## Given problem
The records below must be copied in full; omit the images.

## Stored data
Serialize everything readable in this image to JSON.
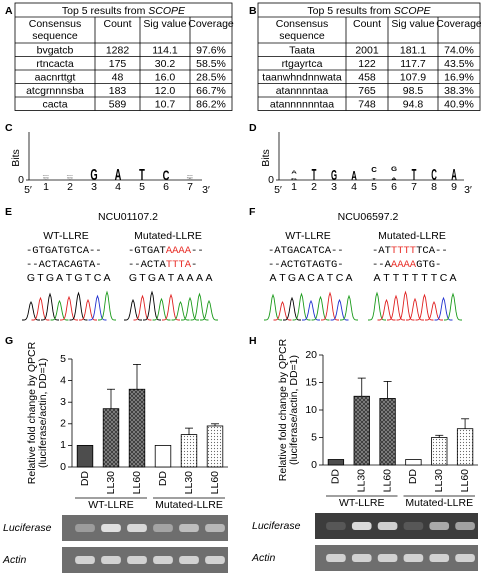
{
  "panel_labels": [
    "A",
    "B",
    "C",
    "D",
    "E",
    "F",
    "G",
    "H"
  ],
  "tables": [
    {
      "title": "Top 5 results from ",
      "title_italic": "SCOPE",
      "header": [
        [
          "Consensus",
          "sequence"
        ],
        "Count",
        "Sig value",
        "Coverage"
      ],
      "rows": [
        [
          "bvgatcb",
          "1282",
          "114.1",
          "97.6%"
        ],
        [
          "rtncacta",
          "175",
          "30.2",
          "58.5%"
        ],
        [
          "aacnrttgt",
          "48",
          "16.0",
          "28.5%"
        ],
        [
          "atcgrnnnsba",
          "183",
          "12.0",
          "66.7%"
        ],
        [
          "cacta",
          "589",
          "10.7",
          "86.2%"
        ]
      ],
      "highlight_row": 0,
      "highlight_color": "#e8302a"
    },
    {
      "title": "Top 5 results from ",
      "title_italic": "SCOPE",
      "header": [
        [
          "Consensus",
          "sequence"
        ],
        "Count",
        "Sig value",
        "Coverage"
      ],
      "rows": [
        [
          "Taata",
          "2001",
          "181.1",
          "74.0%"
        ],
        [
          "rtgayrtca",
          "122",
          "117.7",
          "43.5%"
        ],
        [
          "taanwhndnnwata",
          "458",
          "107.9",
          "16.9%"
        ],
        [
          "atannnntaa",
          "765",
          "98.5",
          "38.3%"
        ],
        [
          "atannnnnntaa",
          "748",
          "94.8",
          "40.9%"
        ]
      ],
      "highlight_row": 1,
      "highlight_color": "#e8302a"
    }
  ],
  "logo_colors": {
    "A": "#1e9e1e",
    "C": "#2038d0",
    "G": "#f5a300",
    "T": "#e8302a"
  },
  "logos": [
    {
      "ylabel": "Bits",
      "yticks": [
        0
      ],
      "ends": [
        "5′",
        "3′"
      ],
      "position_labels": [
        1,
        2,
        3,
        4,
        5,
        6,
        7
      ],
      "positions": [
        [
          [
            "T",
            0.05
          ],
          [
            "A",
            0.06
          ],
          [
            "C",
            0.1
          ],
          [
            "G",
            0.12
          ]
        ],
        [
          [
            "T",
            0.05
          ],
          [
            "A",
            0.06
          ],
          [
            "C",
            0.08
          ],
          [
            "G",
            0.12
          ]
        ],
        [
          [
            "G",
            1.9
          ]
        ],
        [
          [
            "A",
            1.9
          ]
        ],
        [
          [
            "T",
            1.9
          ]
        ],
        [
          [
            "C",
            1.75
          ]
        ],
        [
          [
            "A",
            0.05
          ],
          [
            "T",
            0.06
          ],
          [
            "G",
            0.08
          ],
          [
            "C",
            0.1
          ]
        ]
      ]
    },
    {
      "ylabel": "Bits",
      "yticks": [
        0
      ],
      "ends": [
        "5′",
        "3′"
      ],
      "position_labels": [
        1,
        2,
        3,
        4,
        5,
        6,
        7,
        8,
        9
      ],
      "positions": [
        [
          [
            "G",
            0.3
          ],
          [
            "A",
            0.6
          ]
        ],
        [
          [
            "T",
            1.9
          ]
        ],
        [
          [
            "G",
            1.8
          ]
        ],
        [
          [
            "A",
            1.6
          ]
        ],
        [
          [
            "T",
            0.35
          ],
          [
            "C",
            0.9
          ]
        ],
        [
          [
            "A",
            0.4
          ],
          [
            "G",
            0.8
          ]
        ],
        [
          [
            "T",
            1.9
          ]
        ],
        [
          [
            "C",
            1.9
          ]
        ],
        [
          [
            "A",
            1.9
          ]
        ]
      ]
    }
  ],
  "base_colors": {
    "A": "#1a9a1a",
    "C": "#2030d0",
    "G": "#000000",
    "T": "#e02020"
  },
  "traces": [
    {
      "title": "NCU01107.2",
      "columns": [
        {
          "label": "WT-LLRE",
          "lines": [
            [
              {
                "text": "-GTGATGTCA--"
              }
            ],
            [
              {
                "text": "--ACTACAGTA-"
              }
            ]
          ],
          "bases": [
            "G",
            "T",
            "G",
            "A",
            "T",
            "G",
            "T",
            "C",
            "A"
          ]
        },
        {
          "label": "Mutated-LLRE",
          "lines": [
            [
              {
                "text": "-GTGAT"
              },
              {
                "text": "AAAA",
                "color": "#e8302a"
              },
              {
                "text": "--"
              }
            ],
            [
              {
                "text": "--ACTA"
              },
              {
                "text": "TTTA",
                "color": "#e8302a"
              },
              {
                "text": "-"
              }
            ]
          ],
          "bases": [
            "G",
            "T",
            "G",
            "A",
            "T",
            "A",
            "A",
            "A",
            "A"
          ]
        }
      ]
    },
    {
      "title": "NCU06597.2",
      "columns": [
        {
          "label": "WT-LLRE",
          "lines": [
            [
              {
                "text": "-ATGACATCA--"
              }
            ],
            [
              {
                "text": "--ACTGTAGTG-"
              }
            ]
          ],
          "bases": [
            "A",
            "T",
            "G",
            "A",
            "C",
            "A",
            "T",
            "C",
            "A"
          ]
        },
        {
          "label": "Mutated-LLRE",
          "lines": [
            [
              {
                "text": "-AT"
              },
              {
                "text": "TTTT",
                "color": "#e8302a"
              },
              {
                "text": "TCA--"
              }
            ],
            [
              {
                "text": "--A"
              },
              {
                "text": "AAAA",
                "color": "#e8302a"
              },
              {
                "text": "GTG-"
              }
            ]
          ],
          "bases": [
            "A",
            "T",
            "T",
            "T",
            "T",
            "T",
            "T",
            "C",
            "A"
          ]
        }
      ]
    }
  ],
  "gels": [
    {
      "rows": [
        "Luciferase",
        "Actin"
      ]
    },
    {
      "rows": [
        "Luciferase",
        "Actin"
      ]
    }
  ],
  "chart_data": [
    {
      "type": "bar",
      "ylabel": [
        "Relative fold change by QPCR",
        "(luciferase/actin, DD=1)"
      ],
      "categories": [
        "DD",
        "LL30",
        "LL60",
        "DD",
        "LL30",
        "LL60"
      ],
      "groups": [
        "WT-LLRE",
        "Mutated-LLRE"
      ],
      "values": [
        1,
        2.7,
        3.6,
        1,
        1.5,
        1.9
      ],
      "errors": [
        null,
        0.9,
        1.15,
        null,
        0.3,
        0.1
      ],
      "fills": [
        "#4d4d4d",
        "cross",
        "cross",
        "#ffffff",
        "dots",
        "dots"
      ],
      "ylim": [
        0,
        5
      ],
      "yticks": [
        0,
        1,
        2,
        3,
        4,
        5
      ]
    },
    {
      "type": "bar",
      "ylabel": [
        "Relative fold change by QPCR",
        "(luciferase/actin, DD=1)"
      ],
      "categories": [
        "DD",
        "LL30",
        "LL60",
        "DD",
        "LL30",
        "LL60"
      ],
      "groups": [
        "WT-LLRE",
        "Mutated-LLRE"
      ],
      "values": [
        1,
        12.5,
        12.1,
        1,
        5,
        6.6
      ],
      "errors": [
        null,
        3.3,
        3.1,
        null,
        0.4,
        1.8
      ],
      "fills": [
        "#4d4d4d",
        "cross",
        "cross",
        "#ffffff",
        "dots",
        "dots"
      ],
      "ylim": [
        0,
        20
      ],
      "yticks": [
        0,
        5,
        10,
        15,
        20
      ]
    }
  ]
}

## In response
Serialize everything readable in this image to JSON.
{
  "panel_labels": [
    "A",
    "B",
    "C",
    "D",
    "E",
    "F",
    "G",
    "H"
  ],
  "tables": [
    {
      "title": "Top 5 results from ",
      "title_italic": "SCOPE",
      "header": [
        [
          "Consensus",
          "sequence"
        ],
        "Count",
        "Sig value",
        "Coverage"
      ],
      "rows": [
        [
          "bvgatcb",
          "1282",
          "114.1",
          "97.6%"
        ],
        [
          "rtncacta",
          "175",
          "30.2",
          "58.5%"
        ],
        [
          "aacnrttgt",
          "48",
          "16.0",
          "28.5%"
        ],
        [
          "atcgrnnnsba",
          "183",
          "12.0",
          "66.7%"
        ],
        [
          "cacta",
          "589",
          "10.7",
          "86.2%"
        ]
      ],
      "highlight_row": 0,
      "highlight_color": "#e8302a"
    },
    {
      "title": "Top 5 results from ",
      "title_italic": "SCOPE",
      "header": [
        [
          "Consensus",
          "sequence"
        ],
        "Count",
        "Sig value",
        "Coverage"
      ],
      "rows": [
        [
          "Taata",
          "2001",
          "181.1",
          "74.0%"
        ],
        [
          "rtgayrtca",
          "122",
          "117.7",
          "43.5%"
        ],
        [
          "taanwhndnnwata",
          "458",
          "107.9",
          "16.9%"
        ],
        [
          "atannnntaa",
          "765",
          "98.5",
          "38.3%"
        ],
        [
          "atannnnnntaa",
          "748",
          "94.8",
          "40.9%"
        ]
      ],
      "highlight_row": 1,
      "highlight_color": "#e8302a"
    }
  ],
  "logo_colors": {
    "A": "#1e9e1e",
    "C": "#2038d0",
    "G": "#f5a300",
    "T": "#e8302a"
  },
  "logos": [
    {
      "ylabel": "Bits",
      "yticks": [
        0
      ],
      "ends": [
        "5′",
        "3′"
      ],
      "position_labels": [
        1,
        2,
        3,
        4,
        5,
        6,
        7
      ],
      "positions": [
        [
          [
            "T",
            0.05
          ],
          [
            "A",
            0.06
          ],
          [
            "C",
            0.1
          ],
          [
            "G",
            0.12
          ]
        ],
        [
          [
            "T",
            0.05
          ],
          [
            "A",
            0.06
          ],
          [
            "C",
            0.08
          ],
          [
            "G",
            0.12
          ]
        ],
        [
          [
            "G",
            1.9
          ]
        ],
        [
          [
            "A",
            1.9
          ]
        ],
        [
          [
            "T",
            1.9
          ]
        ],
        [
          [
            "C",
            1.75
          ]
        ],
        [
          [
            "A",
            0.05
          ],
          [
            "T",
            0.06
          ],
          [
            "G",
            0.08
          ],
          [
            "C",
            0.1
          ]
        ]
      ]
    },
    {
      "ylabel": "Bits",
      "yticks": [
        0
      ],
      "ends": [
        "5′",
        "3′"
      ],
      "position_labels": [
        1,
        2,
        3,
        4,
        5,
        6,
        7,
        8,
        9
      ],
      "positions": [
        [
          [
            "G",
            0.3
          ],
          [
            "A",
            0.6
          ]
        ],
        [
          [
            "T",
            1.9
          ]
        ],
        [
          [
            "G",
            1.8
          ]
        ],
        [
          [
            "A",
            1.6
          ]
        ],
        [
          [
            "T",
            0.35
          ],
          [
            "C",
            0.9
          ]
        ],
        [
          [
            "A",
            0.4
          ],
          [
            "G",
            0.8
          ]
        ],
        [
          [
            "T",
            1.9
          ]
        ],
        [
          [
            "C",
            1.9
          ]
        ],
        [
          [
            "A",
            1.9
          ]
        ]
      ]
    }
  ],
  "base_colors": {
    "A": "#1a9a1a",
    "C": "#2030d0",
    "G": "#000000",
    "T": "#e02020"
  },
  "traces": [
    {
      "title": "NCU01107.2",
      "columns": [
        {
          "label": "WT-LLRE",
          "lines": [
            [
              {
                "text": "-GTGATGTCA--"
              }
            ],
            [
              {
                "text": "--ACTACAGTA-"
              }
            ]
          ],
          "bases": [
            "G",
            "T",
            "G",
            "A",
            "T",
            "G",
            "T",
            "C",
            "A"
          ]
        },
        {
          "label": "Mutated-LLRE",
          "lines": [
            [
              {
                "text": "-GTGAT"
              },
              {
                "text": "AAAA",
                "color": "#e8302a"
              },
              {
                "text": "--"
              }
            ],
            [
              {
                "text": "--ACTA"
              },
              {
                "text": "TTTA",
                "color": "#e8302a"
              },
              {
                "text": "-"
              }
            ]
          ],
          "bases": [
            "G",
            "T",
            "G",
            "A",
            "T",
            "A",
            "A",
            "A",
            "A"
          ]
        }
      ]
    },
    {
      "title": "NCU06597.2",
      "columns": [
        {
          "label": "WT-LLRE",
          "lines": [
            [
              {
                "text": "-ATGACATCA--"
              }
            ],
            [
              {
                "text": "--ACTGTAGTG-"
              }
            ]
          ],
          "bases": [
            "A",
            "T",
            "G",
            "A",
            "C",
            "A",
            "T",
            "C",
            "A"
          ]
        },
        {
          "label": "Mutated-LLRE",
          "lines": [
            [
              {
                "text": "-AT"
              },
              {
                "text": "TTTT",
                "color": "#e8302a"
              },
              {
                "text": "TCA--"
              }
            ],
            [
              {
                "text": "--A"
              },
              {
                "text": "AAAA",
                "color": "#e8302a"
              },
              {
                "text": "GTG-"
              }
            ]
          ],
          "bases": [
            "A",
            "T",
            "T",
            "T",
            "T",
            "T",
            "T",
            "C",
            "A"
          ]
        }
      ]
    }
  ],
  "gels": [
    {
      "rows": [
        "Luciferase",
        "Actin"
      ]
    },
    {
      "rows": [
        "Luciferase",
        "Actin"
      ]
    }
  ],
  "chart_data": [
    {
      "type": "bar",
      "ylabel": [
        "Relative fold change by QPCR",
        "(luciferase/actin, DD=1)"
      ],
      "categories": [
        "DD",
        "LL30",
        "LL60",
        "DD",
        "LL30",
        "LL60"
      ],
      "groups": [
        "WT-LLRE",
        "Mutated-LLRE"
      ],
      "values": [
        1,
        2.7,
        3.6,
        1,
        1.5,
        1.9
      ],
      "errors": [
        null,
        0.9,
        1.15,
        null,
        0.3,
        0.1
      ],
      "fills": [
        "#4d4d4d",
        "cross",
        "cross",
        "#ffffff",
        "dots",
        "dots"
      ],
      "ylim": [
        0,
        5
      ],
      "yticks": [
        0,
        1,
        2,
        3,
        4,
        5
      ]
    },
    {
      "type": "bar",
      "ylabel": [
        "Relative fold change by QPCR",
        "(luciferase/actin, DD=1)"
      ],
      "categories": [
        "DD",
        "LL30",
        "LL60",
        "DD",
        "LL30",
        "LL60"
      ],
      "groups": [
        "WT-LLRE",
        "Mutated-LLRE"
      ],
      "values": [
        1,
        12.5,
        12.1,
        1,
        5,
        6.6
      ],
      "errors": [
        null,
        3.3,
        3.1,
        null,
        0.4,
        1.8
      ],
      "fills": [
        "#4d4d4d",
        "cross",
        "cross",
        "#ffffff",
        "dots",
        "dots"
      ],
      "ylim": [
        0,
        20
      ],
      "yticks": [
        0,
        5,
        10,
        15,
        20
      ]
    }
  ]
}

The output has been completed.